* TASK DIRECTIONS *
Would you restate all the data that follows, word for word?

* EXCERPTED RECORDS *
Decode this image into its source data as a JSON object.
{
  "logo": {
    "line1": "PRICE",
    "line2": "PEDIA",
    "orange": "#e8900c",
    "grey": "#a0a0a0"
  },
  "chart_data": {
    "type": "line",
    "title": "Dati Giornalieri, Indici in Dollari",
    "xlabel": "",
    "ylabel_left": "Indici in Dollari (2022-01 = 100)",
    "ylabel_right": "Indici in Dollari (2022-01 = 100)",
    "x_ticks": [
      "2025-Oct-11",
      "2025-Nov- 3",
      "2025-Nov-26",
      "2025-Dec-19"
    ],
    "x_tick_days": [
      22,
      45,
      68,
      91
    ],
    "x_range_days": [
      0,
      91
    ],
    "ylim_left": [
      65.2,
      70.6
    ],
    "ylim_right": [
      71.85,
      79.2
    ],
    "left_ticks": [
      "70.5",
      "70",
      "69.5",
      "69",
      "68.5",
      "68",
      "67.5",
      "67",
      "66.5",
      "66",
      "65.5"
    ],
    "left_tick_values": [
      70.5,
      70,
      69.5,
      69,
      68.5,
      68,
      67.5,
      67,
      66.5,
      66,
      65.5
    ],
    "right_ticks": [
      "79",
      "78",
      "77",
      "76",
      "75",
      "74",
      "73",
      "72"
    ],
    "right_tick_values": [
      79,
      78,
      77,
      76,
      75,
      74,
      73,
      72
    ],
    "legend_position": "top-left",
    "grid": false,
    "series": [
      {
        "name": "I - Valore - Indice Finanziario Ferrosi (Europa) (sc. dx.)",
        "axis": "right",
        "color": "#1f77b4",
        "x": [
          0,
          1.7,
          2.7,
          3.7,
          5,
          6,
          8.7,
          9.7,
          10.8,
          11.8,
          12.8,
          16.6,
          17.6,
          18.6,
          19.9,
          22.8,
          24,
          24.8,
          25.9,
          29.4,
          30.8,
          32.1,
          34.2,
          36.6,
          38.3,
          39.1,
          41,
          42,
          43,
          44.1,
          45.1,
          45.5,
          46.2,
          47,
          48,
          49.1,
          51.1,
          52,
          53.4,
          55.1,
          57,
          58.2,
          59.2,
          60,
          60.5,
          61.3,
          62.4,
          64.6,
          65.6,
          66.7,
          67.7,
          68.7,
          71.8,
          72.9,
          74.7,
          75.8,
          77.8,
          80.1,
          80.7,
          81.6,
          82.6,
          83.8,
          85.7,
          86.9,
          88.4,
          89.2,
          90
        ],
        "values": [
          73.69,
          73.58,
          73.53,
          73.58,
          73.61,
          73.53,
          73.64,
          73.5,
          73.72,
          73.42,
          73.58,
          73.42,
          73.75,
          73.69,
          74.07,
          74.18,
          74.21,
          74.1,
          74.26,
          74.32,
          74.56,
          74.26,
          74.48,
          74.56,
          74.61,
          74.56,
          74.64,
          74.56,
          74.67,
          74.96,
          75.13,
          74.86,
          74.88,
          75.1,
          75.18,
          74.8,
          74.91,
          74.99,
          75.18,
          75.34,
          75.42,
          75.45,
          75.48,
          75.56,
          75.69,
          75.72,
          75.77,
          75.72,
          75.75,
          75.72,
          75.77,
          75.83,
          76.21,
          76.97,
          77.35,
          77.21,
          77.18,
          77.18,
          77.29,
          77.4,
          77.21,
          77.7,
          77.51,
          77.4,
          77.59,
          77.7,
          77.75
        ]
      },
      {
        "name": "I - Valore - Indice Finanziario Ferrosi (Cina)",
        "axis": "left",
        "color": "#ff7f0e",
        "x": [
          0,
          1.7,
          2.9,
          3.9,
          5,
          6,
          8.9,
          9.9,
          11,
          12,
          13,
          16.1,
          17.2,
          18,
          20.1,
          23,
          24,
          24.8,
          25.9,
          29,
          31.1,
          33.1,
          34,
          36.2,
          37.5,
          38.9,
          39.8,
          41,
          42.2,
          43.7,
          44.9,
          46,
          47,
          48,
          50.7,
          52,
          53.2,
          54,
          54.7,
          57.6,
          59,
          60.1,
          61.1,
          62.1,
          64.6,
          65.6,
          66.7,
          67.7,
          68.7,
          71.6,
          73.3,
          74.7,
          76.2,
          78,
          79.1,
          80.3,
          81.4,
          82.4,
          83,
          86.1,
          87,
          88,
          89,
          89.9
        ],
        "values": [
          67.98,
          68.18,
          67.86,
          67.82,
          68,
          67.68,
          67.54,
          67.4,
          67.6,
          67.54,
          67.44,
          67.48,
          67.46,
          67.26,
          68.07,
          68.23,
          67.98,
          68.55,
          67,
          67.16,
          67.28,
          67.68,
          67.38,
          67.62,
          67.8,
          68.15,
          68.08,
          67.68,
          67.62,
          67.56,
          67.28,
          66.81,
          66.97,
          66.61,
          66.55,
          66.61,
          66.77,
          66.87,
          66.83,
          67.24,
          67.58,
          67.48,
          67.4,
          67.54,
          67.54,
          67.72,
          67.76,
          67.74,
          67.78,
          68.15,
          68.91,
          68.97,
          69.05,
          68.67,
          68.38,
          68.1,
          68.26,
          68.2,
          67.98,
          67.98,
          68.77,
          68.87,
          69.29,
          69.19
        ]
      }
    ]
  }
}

* COMPLETE OUTPUT *
Decode this image into its source data as a JSON object.
{
  "logo": {
    "line1": "PRICE",
    "line2": "PEDIA",
    "orange": "#e8900c",
    "grey": "#a0a0a0"
  },
  "chart_data": {
    "type": "line",
    "title": "Dati Giornalieri, Indici in Dollari",
    "xlabel": "",
    "ylabel_left": "Indici in Dollari (2022-01 = 100)",
    "ylabel_right": "Indici in Dollari (2022-01 = 100)",
    "x_ticks": [
      "2025-Oct-11",
      "2025-Nov- 3",
      "2025-Nov-26",
      "2025-Dec-19"
    ],
    "x_tick_days": [
      22,
      45,
      68,
      91
    ],
    "x_range_days": [
      0,
      91
    ],
    "ylim_left": [
      65.2,
      70.6
    ],
    "ylim_right": [
      71.85,
      79.2
    ],
    "left_ticks": [
      "70.5",
      "70",
      "69.5",
      "69",
      "68.5",
      "68",
      "67.5",
      "67",
      "66.5",
      "66",
      "65.5"
    ],
    "left_tick_values": [
      70.5,
      70,
      69.5,
      69,
      68.5,
      68,
      67.5,
      67,
      66.5,
      66,
      65.5
    ],
    "right_ticks": [
      "79",
      "78",
      "77",
      "76",
      "75",
      "74",
      "73",
      "72"
    ],
    "right_tick_values": [
      79,
      78,
      77,
      76,
      75,
      74,
      73,
      72
    ],
    "legend_position": "top-left",
    "grid": false,
    "series": [
      {
        "name": "I - Valore - Indice Finanziario Ferrosi (Europa) (sc. dx.)",
        "axis": "right",
        "color": "#1f77b4",
        "x": [
          0,
          1.7,
          2.7,
          3.7,
          5,
          6,
          8.7,
          9.7,
          10.8,
          11.8,
          12.8,
          16.6,
          17.6,
          18.6,
          19.9,
          22.8,
          24,
          24.8,
          25.9,
          29.4,
          30.8,
          32.1,
          34.2,
          36.6,
          38.3,
          39.1,
          41,
          42,
          43,
          44.1,
          45.1,
          45.5,
          46.2,
          47,
          48,
          49.1,
          51.1,
          52,
          53.4,
          55.1,
          57,
          58.2,
          59.2,
          60,
          60.5,
          61.3,
          62.4,
          64.6,
          65.6,
          66.7,
          67.7,
          68.7,
          71.8,
          72.9,
          74.7,
          75.8,
          77.8,
          80.1,
          80.7,
          81.6,
          82.6,
          83.8,
          85.7,
          86.9,
          88.4,
          89.2,
          90
        ],
        "values": [
          73.69,
          73.58,
          73.53,
          73.58,
          73.61,
          73.53,
          73.64,
          73.5,
          73.72,
          73.42,
          73.58,
          73.42,
          73.75,
          73.69,
          74.07,
          74.18,
          74.21,
          74.1,
          74.26,
          74.32,
          74.56,
          74.26,
          74.48,
          74.56,
          74.61,
          74.56,
          74.64,
          74.56,
          74.67,
          74.96,
          75.13,
          74.86,
          74.88,
          75.1,
          75.18,
          74.8,
          74.91,
          74.99,
          75.18,
          75.34,
          75.42,
          75.45,
          75.48,
          75.56,
          75.69,
          75.72,
          75.77,
          75.72,
          75.75,
          75.72,
          75.77,
          75.83,
          76.21,
          76.97,
          77.35,
          77.21,
          77.18,
          77.18,
          77.29,
          77.4,
          77.21,
          77.7,
          77.51,
          77.4,
          77.59,
          77.7,
          77.75
        ]
      },
      {
        "name": "I - Valore - Indice Finanziario Ferrosi (Cina)",
        "axis": "left",
        "color": "#ff7f0e",
        "x": [
          0,
          1.7,
          2.9,
          3.9,
          5,
          6,
          8.9,
          9.9,
          11,
          12,
          13,
          16.1,
          17.2,
          18,
          20.1,
          23,
          24,
          24.8,
          25.9,
          29,
          31.1,
          33.1,
          34,
          36.2,
          37.5,
          38.9,
          39.8,
          41,
          42.2,
          43.7,
          44.9,
          46,
          47,
          48,
          50.7,
          52,
          53.2,
          54,
          54.7,
          57.6,
          59,
          60.1,
          61.1,
          62.1,
          64.6,
          65.6,
          66.7,
          67.7,
          68.7,
          71.6,
          73.3,
          74.7,
          76.2,
          78,
          79.1,
          80.3,
          81.4,
          82.4,
          83,
          86.1,
          87,
          88,
          89,
          89.9
        ],
        "values": [
          67.98,
          68.18,
          67.86,
          67.82,
          68,
          67.68,
          67.54,
          67.4,
          67.6,
          67.54,
          67.44,
          67.48,
          67.46,
          67.26,
          68.07,
          68.23,
          67.98,
          68.55,
          67,
          67.16,
          67.28,
          67.68,
          67.38,
          67.62,
          67.8,
          68.15,
          68.08,
          67.68,
          67.62,
          67.56,
          67.28,
          66.81,
          66.97,
          66.61,
          66.55,
          66.61,
          66.77,
          66.87,
          66.83,
          67.24,
          67.58,
          67.48,
          67.4,
          67.54,
          67.54,
          67.72,
          67.76,
          67.74,
          67.78,
          68.15,
          68.91,
          68.97,
          69.05,
          68.67,
          68.38,
          68.1,
          68.26,
          68.2,
          67.98,
          67.98,
          68.77,
          68.87,
          69.29,
          69.19
        ]
      }
    ]
  }
}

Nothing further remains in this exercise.